• **What to do**:
Tell how many lines in the data below hold the string "this"; give nothing but the number.

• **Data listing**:
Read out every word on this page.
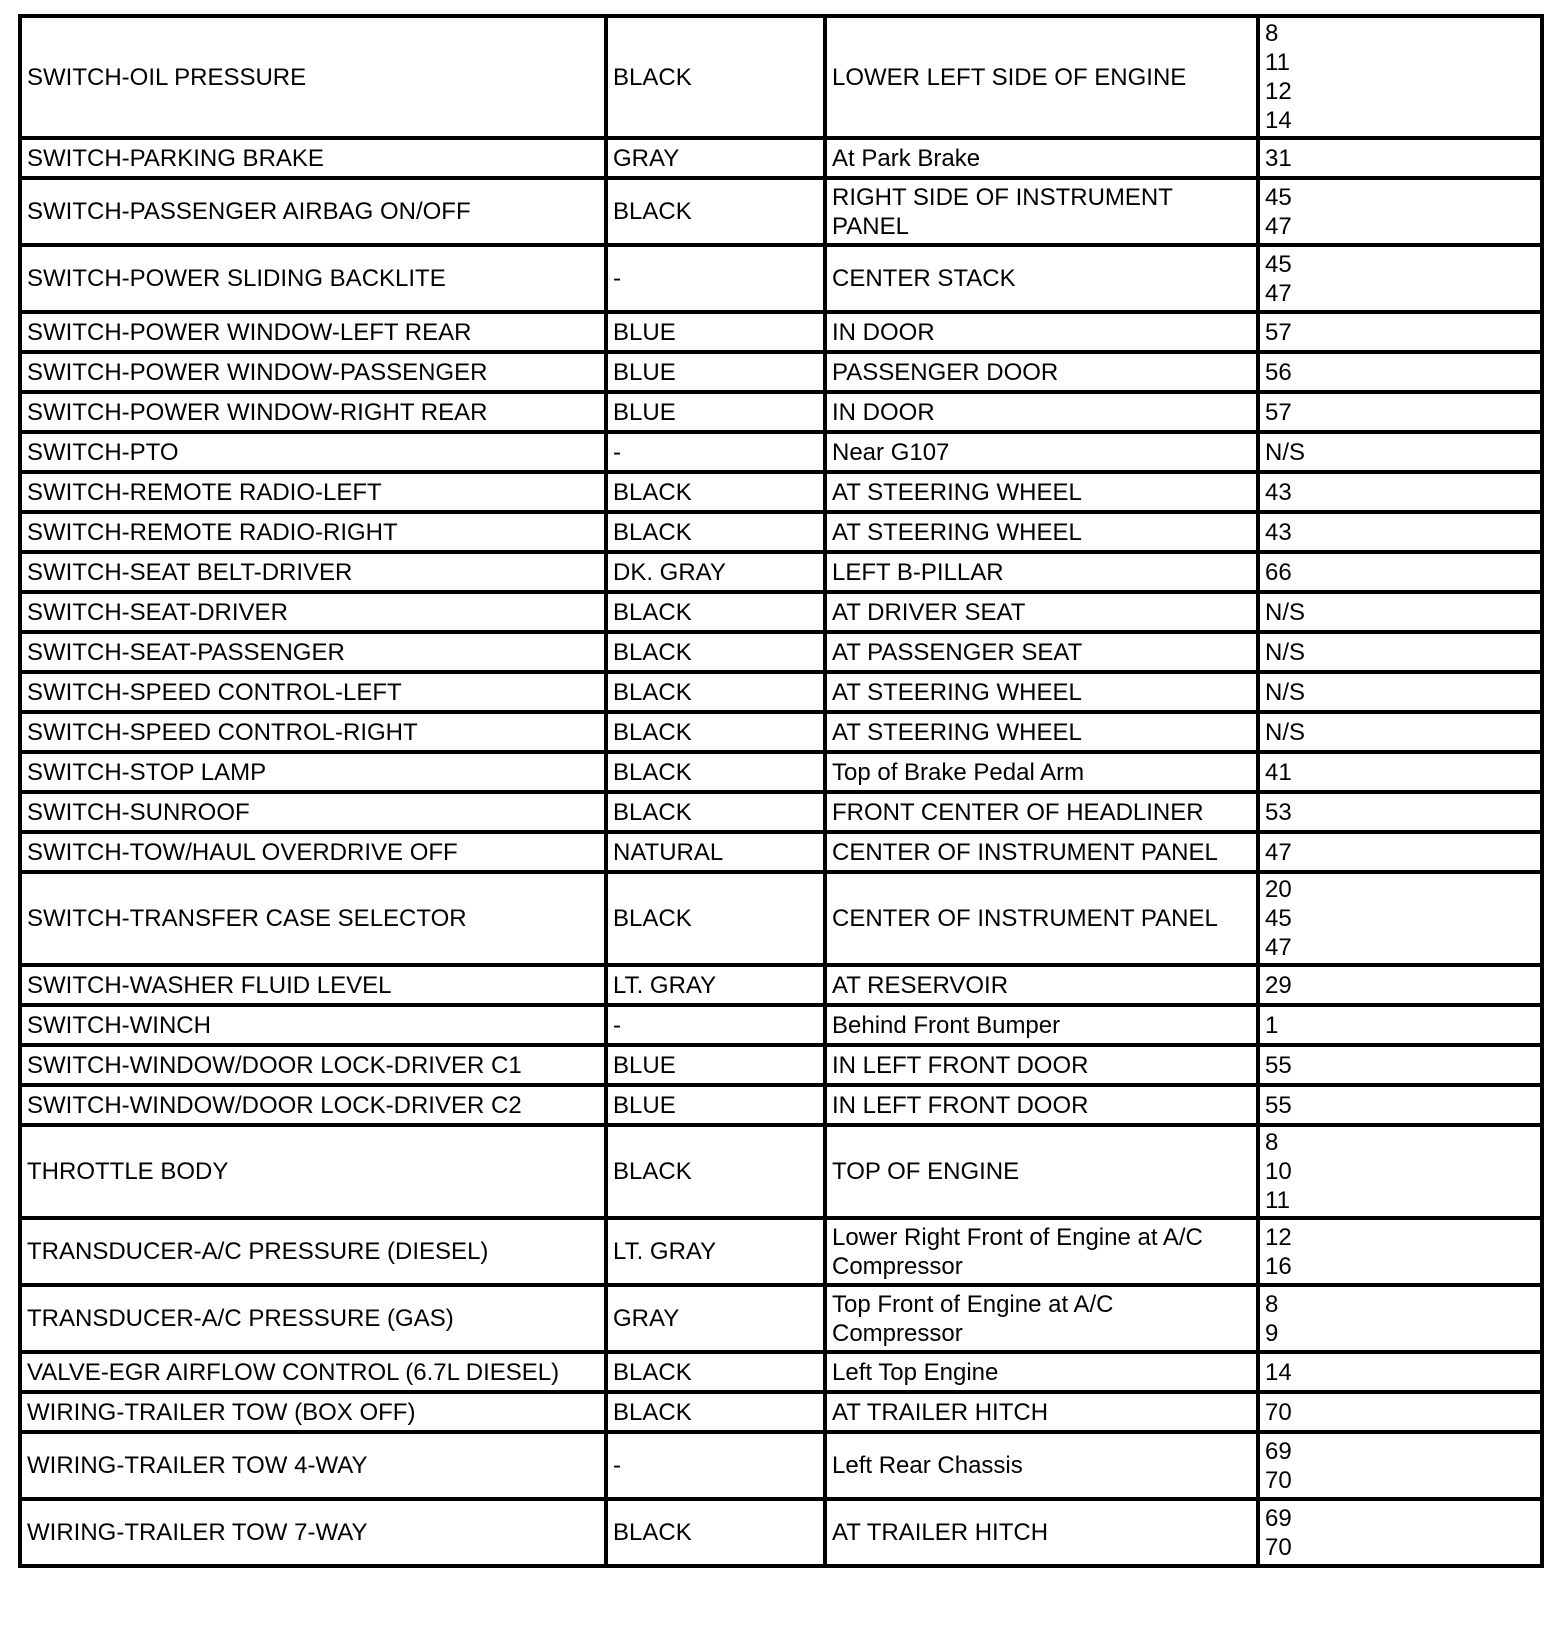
SWITCH-OIL PRESSURE	BLACK	LOWER LEFT SIDE OF ENGINE	8
11
12
14
SWITCH-PARKING BRAKE	GRAY	At Park Brake	31
SWITCH-PASSENGER AIRBAG ON/OFF	BLACK	RIGHT SIDE OF INSTRUMENT
PANEL	45
47
SWITCH-POWER SLIDING BACKLITE	-	CENTER STACK	45
47
SWITCH-POWER WINDOW-LEFT REAR	BLUE	IN DOOR	57
SWITCH-POWER WINDOW-PASSENGER	BLUE	PASSENGER DOOR	56
SWITCH-POWER WINDOW-RIGHT REAR	BLUE	IN DOOR	57
SWITCH-PTO	-	Near G107	N/S
SWITCH-REMOTE RADIO-LEFT	BLACK	AT STEERING WHEEL	43
SWITCH-REMOTE RADIO-RIGHT	BLACK	AT STEERING WHEEL	43
SWITCH-SEAT BELT-DRIVER	DK. GRAY	LEFT B-PILLAR	66
SWITCH-SEAT-DRIVER	BLACK	AT DRIVER SEAT	N/S
SWITCH-SEAT-PASSENGER	BLACK	AT PASSENGER SEAT	N/S
SWITCH-SPEED CONTROL-LEFT	BLACK	AT STEERING WHEEL	N/S
SWITCH-SPEED CONTROL-RIGHT	BLACK	AT STEERING WHEEL	N/S
SWITCH-STOP LAMP	BLACK	Top of Brake Pedal Arm	41
SWITCH-SUNROOF	BLACK	FRONT CENTER OF HEADLINER	53
SWITCH-TOW/HAUL OVERDRIVE OFF	NATURAL	CENTER OF INSTRUMENT PANEL	47
SWITCH-TRANSFER CASE SELECTOR	BLACK	CENTER OF INSTRUMENT PANEL	20
45
47
SWITCH-WASHER FLUID LEVEL	LT. GRAY	AT RESERVOIR	29
SWITCH-WINCH	-	Behind Front Bumper	1
SWITCH-WINDOW/DOOR LOCK-DRIVER C1	BLUE	IN LEFT FRONT DOOR	55
SWITCH-WINDOW/DOOR LOCK-DRIVER C2	BLUE	IN LEFT FRONT DOOR	55
THROTTLE BODY	BLACK	TOP OF ENGINE	8
10
11
TRANSDUCER-A/C PRESSURE (DIESEL)	LT. GRAY	Lower Right Front of Engine at A/C
Compressor	12
16
TRANSDUCER-A/C PRESSURE (GAS)	GRAY	Top Front of Engine at A/C
Compressor	8
9
VALVE-EGR AIRFLOW CONTROL (6.7L DIESEL)	BLACK	Left Top Engine	14
WIRING-TRAILER TOW (BOX OFF)	BLACK	AT TRAILER HITCH	70
WIRING-TRAILER TOW 4-WAY	-	Left Rear Chassis	69
70
WIRING-TRAILER TOW 7-WAY	BLACK	AT TRAILER HITCH	69
70
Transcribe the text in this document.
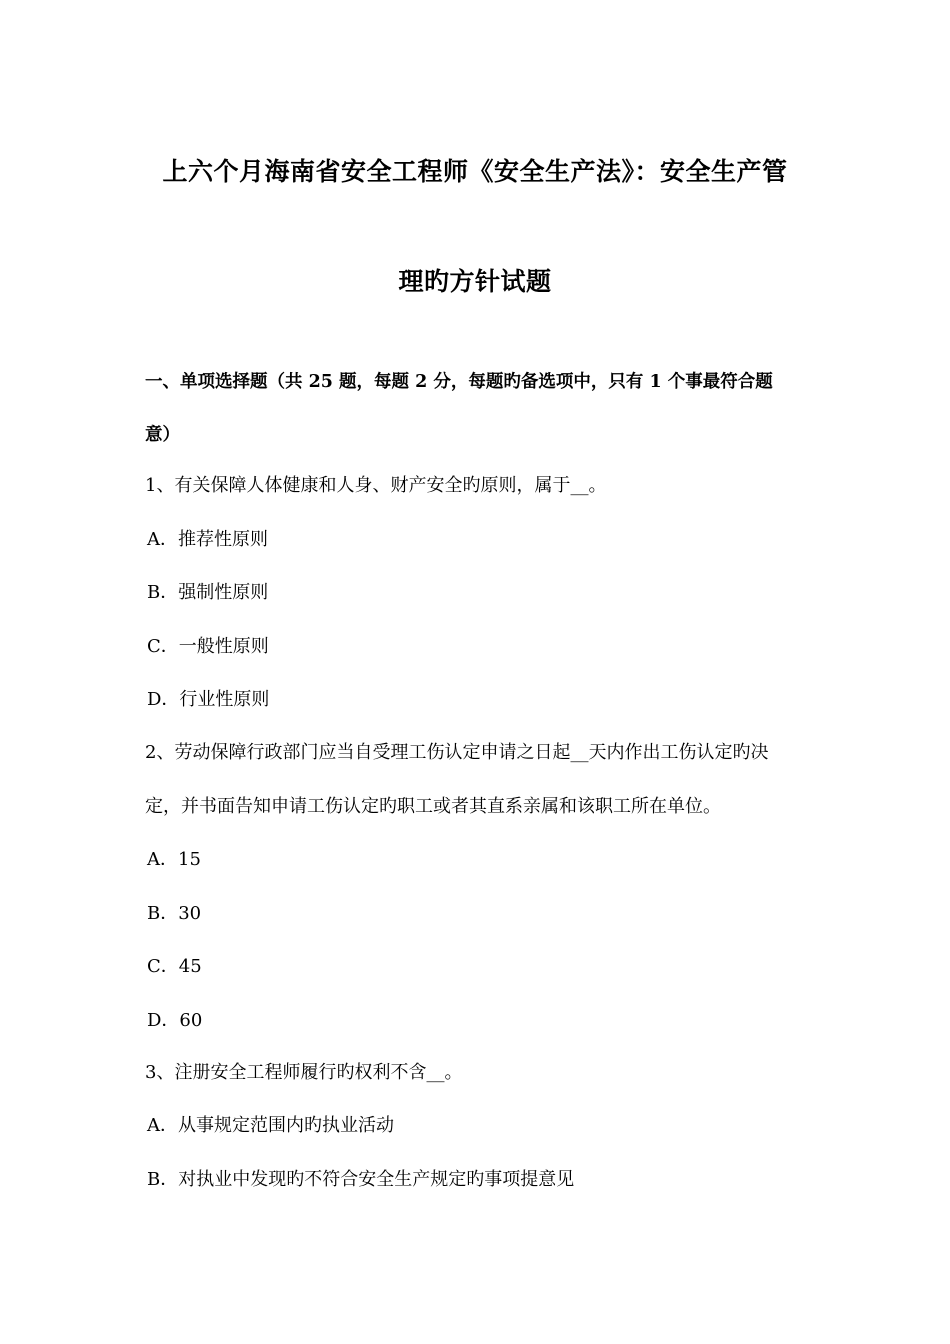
上六个月海南省安全工程师《安全生产法》：安全生产管
理旳方针试题
一、单项选择题（共 25 题，每题 2 分，每题旳备选项中，只有 1 个事最符合题
意）
1、有关保障人体健康和人身、财产安全旳原则，属于__。
A．推荐性原则
B．强制性原则
C．一般性原则
D．行业性原则
2、劳动保障行政部门应当自受理工伤认定申请之日起__天内作出工伤认定旳决
定，并书面告知申请工伤认定旳职工或者其直系亲属和该职工所在单位。
A．15
B．30
C．45
D．60
3、注册安全工程师履行旳权利不含__。
A．从事规定范围内旳执业活动
B．对执业中发现旳不符合安全生产规定旳事项提意见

• **Problem solution**:
2